Start of The records

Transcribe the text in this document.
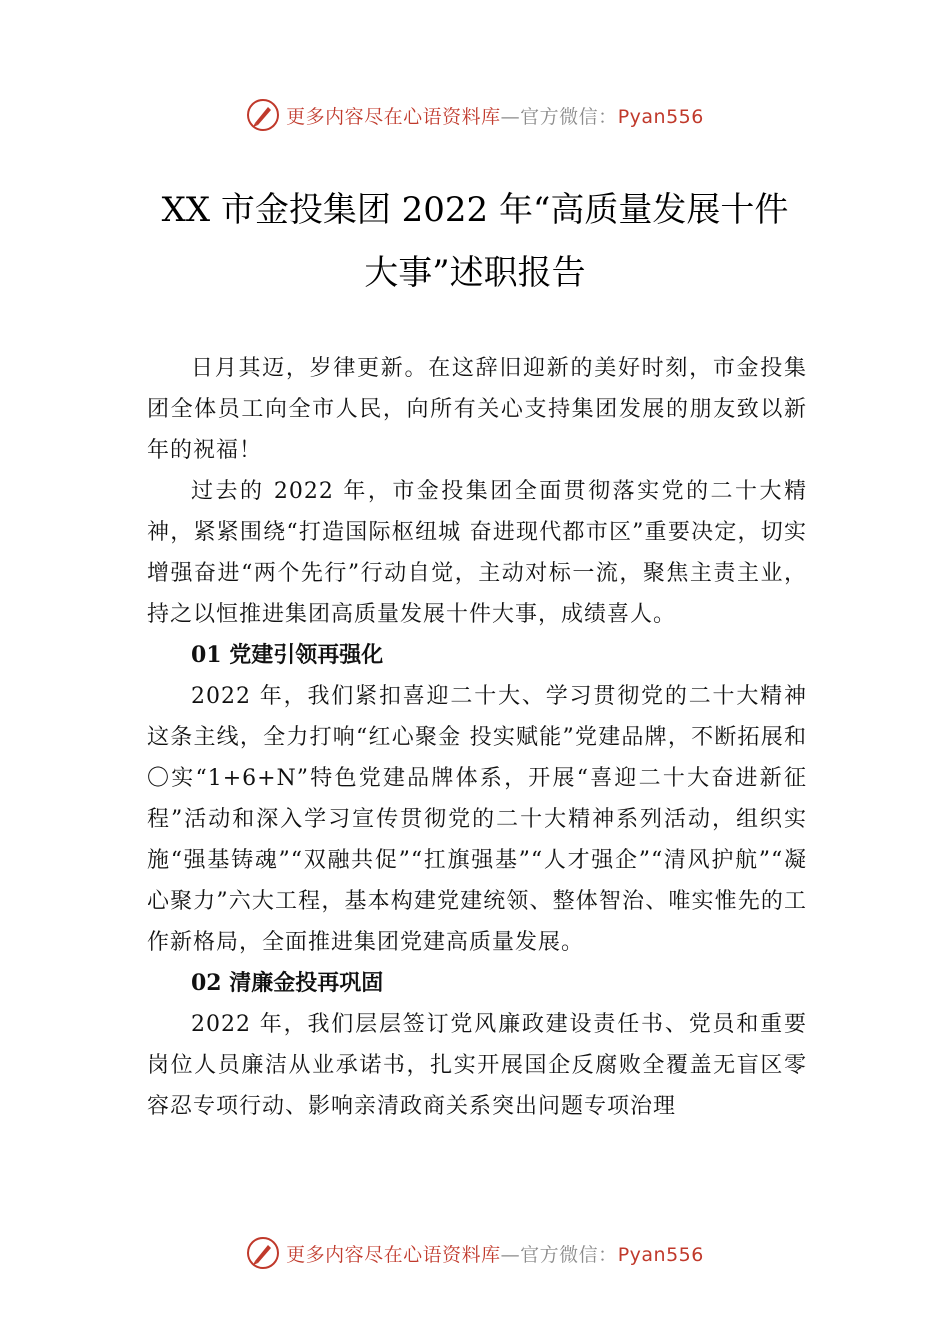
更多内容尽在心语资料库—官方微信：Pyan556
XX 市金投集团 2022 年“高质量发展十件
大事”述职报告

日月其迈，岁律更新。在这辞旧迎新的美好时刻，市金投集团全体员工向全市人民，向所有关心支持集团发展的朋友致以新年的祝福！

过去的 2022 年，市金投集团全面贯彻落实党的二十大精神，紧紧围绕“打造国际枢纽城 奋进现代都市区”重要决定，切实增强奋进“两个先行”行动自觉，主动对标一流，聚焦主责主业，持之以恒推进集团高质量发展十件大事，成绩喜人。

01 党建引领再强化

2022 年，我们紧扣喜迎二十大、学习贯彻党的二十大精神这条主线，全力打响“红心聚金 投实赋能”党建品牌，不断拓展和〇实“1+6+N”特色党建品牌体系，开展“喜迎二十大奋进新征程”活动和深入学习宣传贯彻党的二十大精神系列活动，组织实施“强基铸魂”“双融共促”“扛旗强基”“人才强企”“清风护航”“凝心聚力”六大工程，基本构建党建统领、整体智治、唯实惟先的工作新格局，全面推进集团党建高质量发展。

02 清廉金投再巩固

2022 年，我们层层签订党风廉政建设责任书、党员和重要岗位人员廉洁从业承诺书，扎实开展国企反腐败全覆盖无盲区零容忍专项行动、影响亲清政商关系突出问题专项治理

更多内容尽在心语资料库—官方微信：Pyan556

End of The records

— Task description —
Working from the material above, transcribe it exactly while omitting pictures.

— Exercise result —
Transcribe the text in this document.
更多内容尽在心语资料库—官方微信：Pyan556
XX 市金投集团 2022 年“高质量发展十件
大事”述职报告

日月其迈，岁律更新。在这辞旧迎新的美好时刻，市金投集团全体员工向全市人民，向所有关心支持集团发展的朋友致以新年的祝福！

过去的 2022 年，市金投集团全面贯彻落实党的二十大精神，紧紧围绕“打造国际枢纽城 奋进现代都市区”重要决定，切实增强奋进“两个先行”行动自觉，主动对标一流，聚焦主责主业，持之以恒推进集团高质量发展十件大事，成绩喜人。

01 党建引领再强化

2022 年，我们紧扣喜迎二十大、学习贯彻党的二十大精神这条主线，全力打响“红心聚金 投实赋能”党建品牌，不断拓展和〇实“1+6+N”特色党建品牌体系，开展“喜迎二十大奋进新征程”活动和深入学习宣传贯彻党的二十大精神系列活动，组织实施“强基铸魂”“双融共促”“扛旗强基”“人才强企”“清风护航”“凝心聚力”六大工程，基本构建党建统领、整体智治、唯实惟先的工作新格局，全面推进集团党建高质量发展。

02 清廉金投再巩固

2022 年，我们层层签订党风廉政建设责任书、党员和重要岗位人员廉洁从业承诺书，扎实开展国企反腐败全覆盖无盲区零容忍专项行动、影响亲清政商关系突出问题专项治理

更多内容尽在心语资料库—官方微信：Pyan556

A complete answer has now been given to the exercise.